-- Begin Dataset entries --

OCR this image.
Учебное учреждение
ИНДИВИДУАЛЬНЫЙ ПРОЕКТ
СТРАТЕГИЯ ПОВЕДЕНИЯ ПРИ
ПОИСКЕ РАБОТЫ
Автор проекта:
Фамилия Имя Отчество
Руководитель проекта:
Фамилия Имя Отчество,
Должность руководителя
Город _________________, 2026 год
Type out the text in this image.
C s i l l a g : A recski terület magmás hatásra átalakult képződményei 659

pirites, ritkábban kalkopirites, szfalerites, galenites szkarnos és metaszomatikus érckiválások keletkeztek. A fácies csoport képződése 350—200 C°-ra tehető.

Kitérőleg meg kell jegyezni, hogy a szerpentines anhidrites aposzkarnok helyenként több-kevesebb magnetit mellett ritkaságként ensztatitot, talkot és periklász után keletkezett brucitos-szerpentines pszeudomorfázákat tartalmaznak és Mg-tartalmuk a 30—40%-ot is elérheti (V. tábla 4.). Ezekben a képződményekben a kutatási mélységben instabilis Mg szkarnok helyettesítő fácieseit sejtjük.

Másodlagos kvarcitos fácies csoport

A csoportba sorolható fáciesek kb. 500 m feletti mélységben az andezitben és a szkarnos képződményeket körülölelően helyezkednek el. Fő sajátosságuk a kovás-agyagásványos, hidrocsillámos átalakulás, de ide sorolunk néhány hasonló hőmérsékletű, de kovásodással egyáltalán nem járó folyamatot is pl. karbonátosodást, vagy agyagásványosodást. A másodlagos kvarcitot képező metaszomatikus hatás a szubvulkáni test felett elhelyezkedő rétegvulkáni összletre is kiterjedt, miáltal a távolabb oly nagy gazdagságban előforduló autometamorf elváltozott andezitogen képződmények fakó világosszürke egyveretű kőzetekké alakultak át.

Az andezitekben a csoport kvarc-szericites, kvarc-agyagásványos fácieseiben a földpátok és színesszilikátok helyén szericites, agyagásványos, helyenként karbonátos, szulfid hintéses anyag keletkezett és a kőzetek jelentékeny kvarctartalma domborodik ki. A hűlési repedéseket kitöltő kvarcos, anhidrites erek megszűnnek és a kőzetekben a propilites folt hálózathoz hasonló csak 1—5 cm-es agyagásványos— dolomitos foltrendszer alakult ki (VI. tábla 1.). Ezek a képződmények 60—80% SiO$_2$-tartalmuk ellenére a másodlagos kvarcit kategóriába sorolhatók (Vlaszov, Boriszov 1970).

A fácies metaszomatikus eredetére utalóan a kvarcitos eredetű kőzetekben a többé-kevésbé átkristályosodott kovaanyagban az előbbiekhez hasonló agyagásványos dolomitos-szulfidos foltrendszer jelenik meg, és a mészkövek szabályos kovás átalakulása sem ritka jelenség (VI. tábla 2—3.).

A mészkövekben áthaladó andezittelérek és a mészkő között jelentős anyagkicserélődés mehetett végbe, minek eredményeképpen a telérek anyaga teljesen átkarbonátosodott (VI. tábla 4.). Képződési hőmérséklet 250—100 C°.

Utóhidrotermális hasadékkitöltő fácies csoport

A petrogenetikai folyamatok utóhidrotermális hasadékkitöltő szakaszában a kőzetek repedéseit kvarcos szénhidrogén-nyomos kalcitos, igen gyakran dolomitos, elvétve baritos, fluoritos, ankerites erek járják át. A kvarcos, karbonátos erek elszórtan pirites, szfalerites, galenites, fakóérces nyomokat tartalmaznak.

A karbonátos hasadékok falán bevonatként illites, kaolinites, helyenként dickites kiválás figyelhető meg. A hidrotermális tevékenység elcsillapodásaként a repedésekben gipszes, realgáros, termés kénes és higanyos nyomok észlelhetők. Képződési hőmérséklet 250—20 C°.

-- End Dataset entries --

• **Given exercise**
Give back all the data exactly as written.

• **Solution to this problem**
OCR this image.
Учебное учреждение
ИНДИВИДУАЛЬНЫЙ ПРОЕКТ
СТРАТЕГИЯ ПОВЕДЕНИЯ ПРИ
ПОИСКЕ РАБОТЫ
Автор проекта:
Фамилия Имя Отчество
Руководитель проекта:
Фамилия Имя Отчество,
Должность руководителя
Город _________________, 2026 год
Type out the text in this image.
C s i l l a g : A recski terület magmás hatásra átalakult képződményei 659

pirites, ritkábban kalkopirites, szfalerites, galenites szkarnos és metaszomatikus érckiválások keletkeztek. A fácies csoport képződése 350—200 C°-ra tehető.

Kitérőleg meg kell jegyezni, hogy a szerpentines anhidrites aposzkarnok helyenként több-kevesebb magnetit mellett ritkaságként ensztatitot, talkot és periklász után keletkezett brucitos-szerpentines pszeudomorfázákat tartalmaznak és Mg-tartalmuk a 30—40%-ot is elérheti (V. tábla 4.). Ezekben a képződményekben a kutatási mélységben instabilis Mg szkarnok helyettesítő fácieseit sejtjük.

Másodlagos kvarcitos fácies csoport

A csoportba sorolható fáciesek kb. 500 m feletti mélységben az andezitben és a szkarnos képződményeket körülölelően helyezkednek el. Fő sajátosságuk a kovás-agyagásványos, hidrocsillámos átalakulás, de ide sorolunk néhány hasonló hőmérsékletű, de kovásodással egyáltalán nem járó folyamatot is pl. karbonátosodást, vagy agyagásványosodást. A másodlagos kvarcitot képező metaszomatikus hatás a szubvulkáni test felett elhelyezkedő rétegvulkáni összletre is kiterjedt, miáltal a távolabb oly nagy gazdagságban előforduló autometamorf elváltozott andezitogen képződmények fakó világosszürke egyveretű kőzetekké alakultak át.

Az andezitekben a csoport kvarc-szericites, kvarc-agyagásványos fácieseiben a földpátok és színesszilikátok helyén szericites, agyagásványos, helyenként karbonátos, szulfid hintéses anyag keletkezett és a kőzetek jelentékeny kvarctartalma domborodik ki. A hűlési repedéseket kitöltő kvarcos, anhidrites erek megszűnnek és a kőzetekben a propilites folt hálózathoz hasonló csak 1—5 cm-es agyagásványos— dolomitos foltrendszer alakult ki (VI. tábla 1.). Ezek a képződmények 60—80% SiO$_2$-tartalmuk ellenére a másodlagos kvarcit kategóriába sorolhatók (Vlaszov, Boriszov 1970).

A fácies metaszomatikus eredetére utalóan a kvarcitos eredetű kőzetekben a többé-kevésbé átkristályosodott kovaanyagban az előbbiekhez hasonló agyagásványos dolomitos-szulfidos foltrendszer jelenik meg, és a mészkövek szabályos kovás átalakulása sem ritka jelenség (VI. tábla 2—3.).

A mészkövekben áthaladó andezittelérek és a mészkő között jelentős anyagkicserélődés mehetett végbe, minek eredményeképpen a telérek anyaga teljesen átkarbonátosodott (VI. tábla 4.). Képződési hőmérséklet 250—100 C°.

Utóhidrotermális hasadékkitöltő fácies csoport

A petrogenetikai folyamatok utóhidrotermális hasadékkitöltő szakaszában a kőzetek repedéseit kvarcos szénhidrogén-nyomos kalcitos, igen gyakran dolomitos, elvétve baritos, fluoritos, ankerites erek járják át. A kvarcos, karbonátos erek elszórtan pirites, szfalerites, galenites, fakóérces nyomokat tartalmaznak.

A karbonátos hasadékok falán bevonatként illites, kaolinites, helyenként dickites kiválás figyelhető meg. A hidrotermális tevékenység elcsillapodásaként a repedésekben gipszes, realgáros, termés kénes és higanyos nyomok észlelhetők. Képződési hőmérséklet 250—20 C°.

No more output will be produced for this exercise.